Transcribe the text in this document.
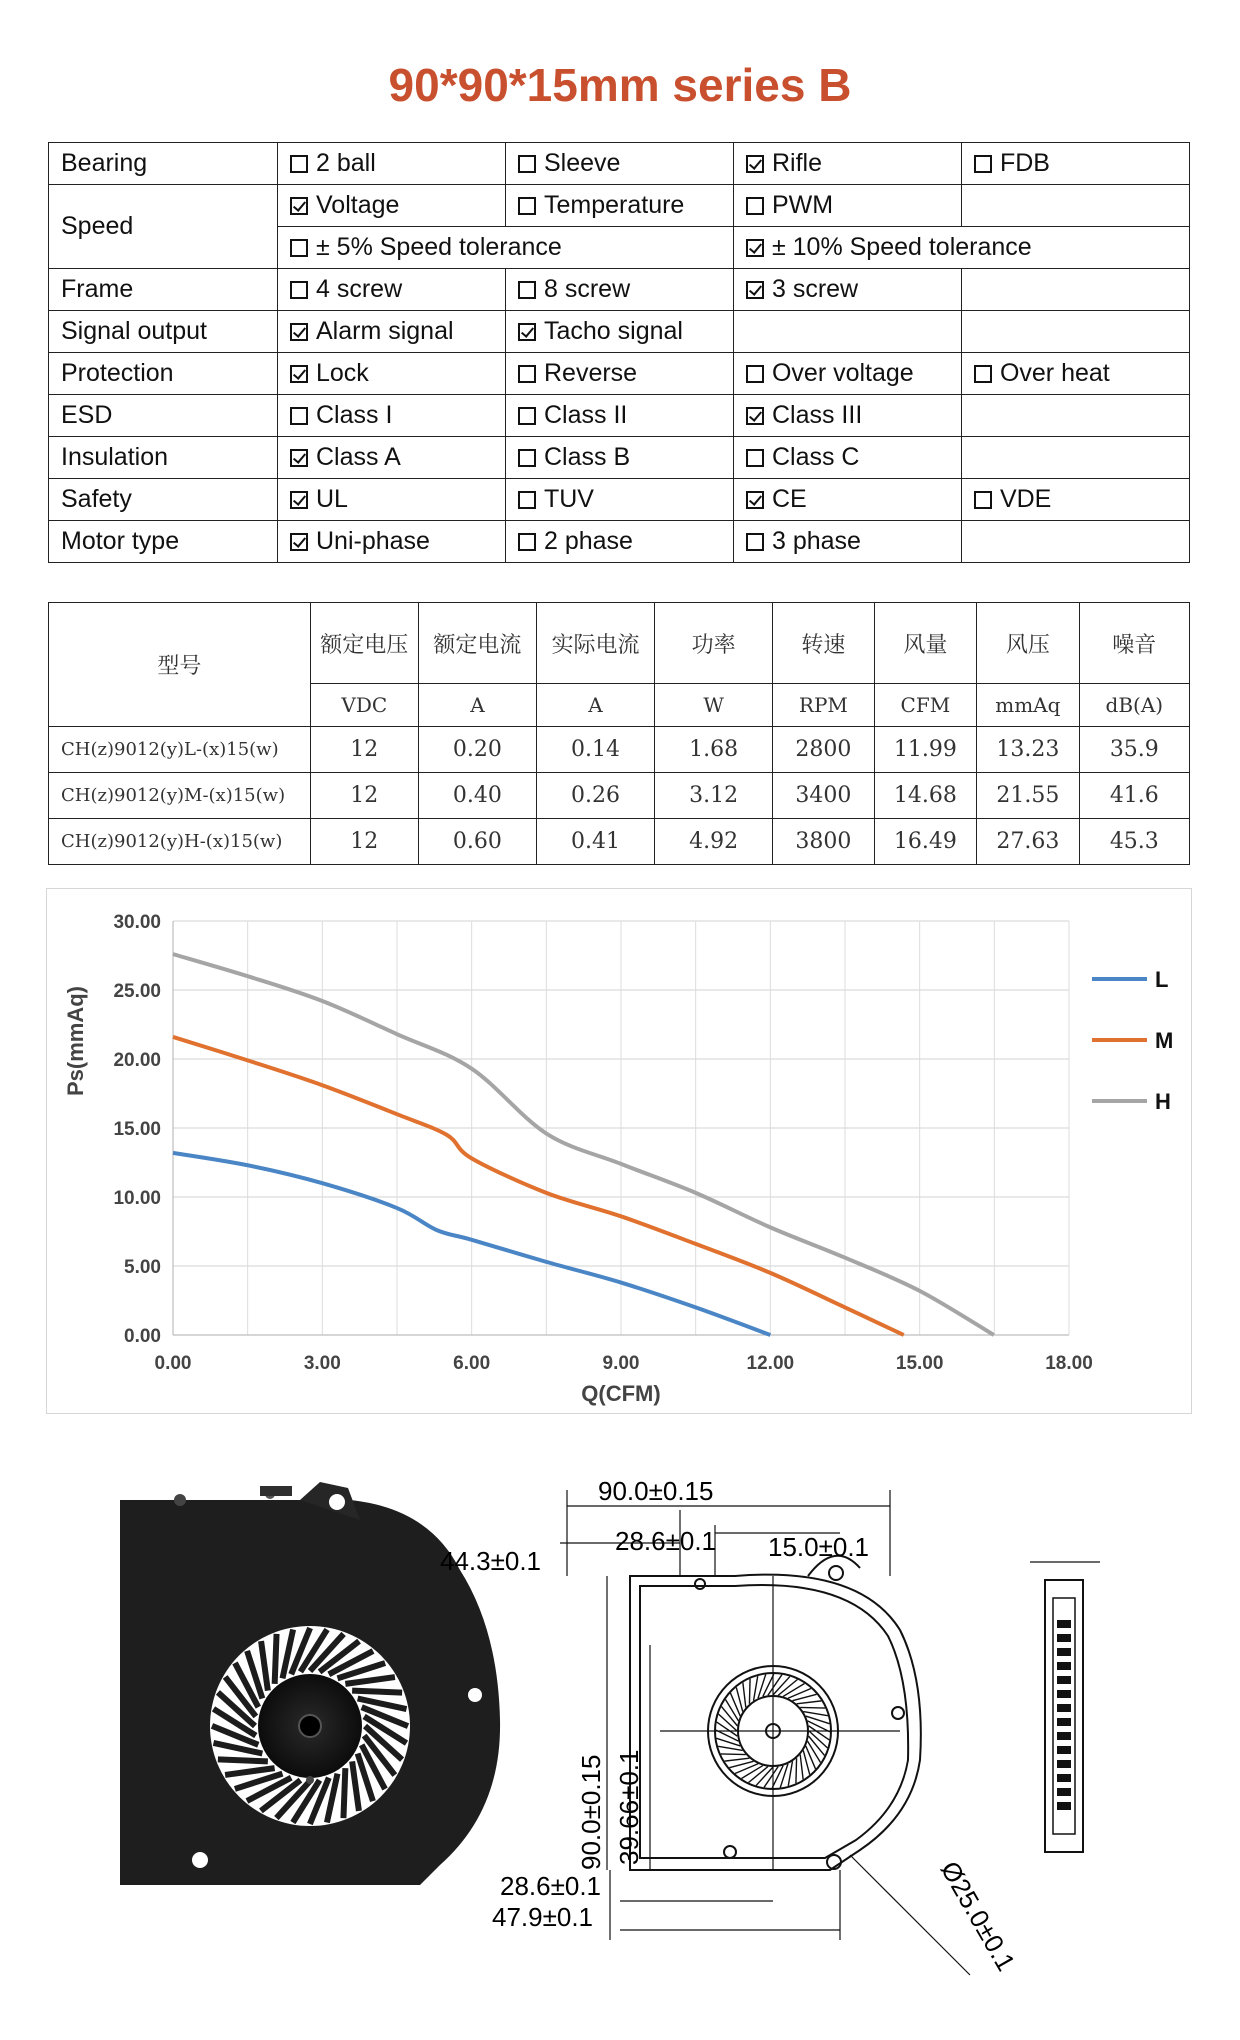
90*90*15mm series B
Bearing	2 ball	Sleeve	Rifle	FDB
Speed	Voltage	Temperature	PWM	
	± 5% Speed tolerance		± 10% Speed tolerance	
Frame	4 screw	8 screw	3 screw	
Signal output	Alarm signal	Tacho signal		
Protection	Lock	Reverse	Over voltage	Over heat
ESD	Class I	Class II	Class III	
Insulation	Class A	Class B	Class C	
Safety	UL	TUV	CE	VDE
Motor type	Uni-phase	2 phase	3 phase	
型号	额定电压	额定电流	实际电流	功率	转速	风量	风压	噪音
	VDC	A	A	W	RPM	CFM	mmAq	dB(A)
CH(z)9012(y)L-(x)15(w)	12	0.20	0.14	1.68	2800	11.99	13.23	35.9
CH(z)9012(y)M-(x)15(w)	12	0.40	0.26	3.12	3400	14.68	21.55	41.6
CH(z)9012(y)H-(x)15(w)	12	0.60	0.41	4.92	3800	16.49	27.63	45.3
0.00
5.00
10.00
15.00
20.00
25.00
30.00
0.00	3.00	6.00	9.00	12.00	15.00	18.00
Q(CFM)
Ps(mmAq)
L
M
H
90.0±0.15
28.6±0.1
44.3±0.1	15.0±0.1
90.0±0.15 39.66±0.1
28.6±0.1
47.9±0.1	Ø25.0±0.1
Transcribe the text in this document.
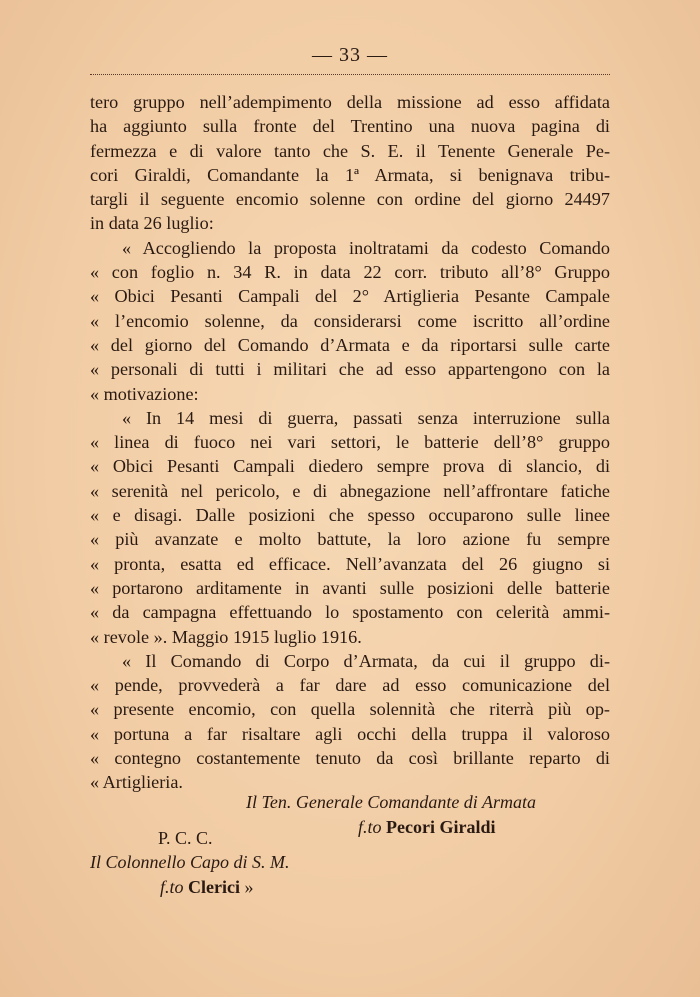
— 33 —
tero gruppo nell’adempimento della missione ad esso affidata
ha aggiunto sulla fronte del Trentino una nuova pagina di
fermezza e di valore tanto che S. E. il Tenente Generale Pe-
cori Giraldi, Comandante la 1ª Armata, si benignava tribu-
targli il seguente encomio solenne con ordine del giorno 24497
in data 26 luglio:
« Accogliendo la proposta inoltratami da codesto Comando
« con foglio n. 34 R. in data 22 corr. tributo all’8° Gruppo
« Obici Pesanti Campali del 2° Artiglieria Pesante Campale
« l’encomio solenne, da considerarsi come iscritto all’ordine
« del giorno del Comando d’Armata e da riportarsi sulle carte
« personali di tutti i militari che ad esso appartengono con la
« motivazione:
« In 14 mesi di guerra, passati senza interruzione sulla
« linea di fuoco nei vari settori, le batterie dell’8° gruppo
« Obici Pesanti Campali diedero sempre prova di slancio, di
« serenità nel pericolo, e di abnegazione nell’affrontare fatiche
« e disagi. Dalle posizioni che spesso occuparono sulle linee
« più avanzate e molto battute, la loro azione fu sempre
« pronta, esatta ed efficace. Nell’avanzata del 26 giugno si
« portarono arditamente in avanti sulle posizioni delle batterie
« da campagna effettuando lo spostamento con celerità ammi-
« revole ». Maggio 1915 luglio 1916.
« Il Comando di Corpo d’Armata, da cui il gruppo di-
« pende, provvederà a far dare ad esso comunicazione del
« presente encomio, con quella solennità che riterrà più op-
« portuna a far risaltare agli occhi della truppa il valoroso
« contegno costantemente tenuto da così brillante reparto di
« Artiglieria.
Il Ten. Generale Comandante di Armata
f.to Pecori Giraldi
P. C. C.
Il Colonnello Capo di S. M.
f.to Clerici »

==================================================

Skip the pictures and print each record exactly as it stands.

Transcribe the text in this document.
90*90*15mm series B
Bearing	2 ball	Sleeve	Rifle	FDB
Speed	Voltage	Temperature	PWM	
	± 5% Speed tolerance		± 10% Speed tolerance	
Frame	4 screw	8 screw	3 screw	
Signal output	Alarm signal	Tacho signal		
Protection	Lock	Reverse	Over voltage	Over heat
ESD	Class I	Class II	Class III	
Insulation	Class A	Class B	Class C	
Safety	UL	TUV	CE	VDE
Motor type	Uni-phase	2 phase	3 phase	
型号	额定电压	额定电流	实际电流	功率	转速	风量	风压	噪音
	VDC	A	A	W	RPM	CFM	mmAq	dB(A)
CH(z)9012(y)L-(x)15(w)	12	0.20	0.14	1.68	2800	11.99	13.23	35.9
CH(z)9012(y)M-(x)15(w)	12	0.40	0.26	3.12	3400	14.68	21.55	41.6
CH(z)9012(y)H-(x)15(w)	12	0.60	0.41	4.92	3800	16.49	27.63	45.3
0.00
5.00
10.00
15.00
20.00
25.00
30.00
0.00	3.00	6.00	9.00	12.00	15.00	18.00
Q(CFM)
Ps(mmAq)
L
M
H
90.0±0.15
28.6±0.1
44.3±0.1	15.0±0.1
90.0±0.15 39.66±0.1
28.6±0.1
47.9±0.1	Ø25.0±0.1
Transcribe the text in this document.
— 33 —
tero gruppo nell’adempimento della missione ad esso affidata
ha aggiunto sulla fronte del Trentino una nuova pagina di
fermezza e di valore tanto che S. E. il Tenente Generale Pe-
cori Giraldi, Comandante la 1ª Armata, si benignava tribu-
targli il seguente encomio solenne con ordine del giorno 24497
in data 26 luglio:
« Accogliendo la proposta inoltratami da codesto Comando
« con foglio n. 34 R. in data 22 corr. tributo all’8° Gruppo
« Obici Pesanti Campali del 2° Artiglieria Pesante Campale
« l’encomio solenne, da considerarsi come iscritto all’ordine
« del giorno del Comando d’Armata e da riportarsi sulle carte
« personali di tutti i militari che ad esso appartengono con la
« motivazione:
« In 14 mesi di guerra, passati senza interruzione sulla
« linea di fuoco nei vari settori, le batterie dell’8° gruppo
« Obici Pesanti Campali diedero sempre prova di slancio, di
« serenità nel pericolo, e di abnegazione nell’affrontare fatiche
« e disagi. Dalle posizioni che spesso occuparono sulle linee
« più avanzate e molto battute, la loro azione fu sempre
« pronta, esatta ed efficace. Nell’avanzata del 26 giugno si
« portarono arditamente in avanti sulle posizioni delle batterie
« da campagna effettuando lo spostamento con celerità ammi-
« revole ». Maggio 1915 luglio 1916.
« Il Comando di Corpo d’Armata, da cui il gruppo di-
« pende, provvederà a far dare ad esso comunicazione del
« presente encomio, con quella solennità che riterrà più op-
« portuna a far risaltare agli occhi della truppa il valoroso
« contegno costantemente tenuto da così brillante reparto di
« Artiglieria.
Il Ten. Generale Comandante di Armata
f.to Pecori Giraldi
P. C. C.
Il Colonnello Capo di S. M.
f.to Clerici »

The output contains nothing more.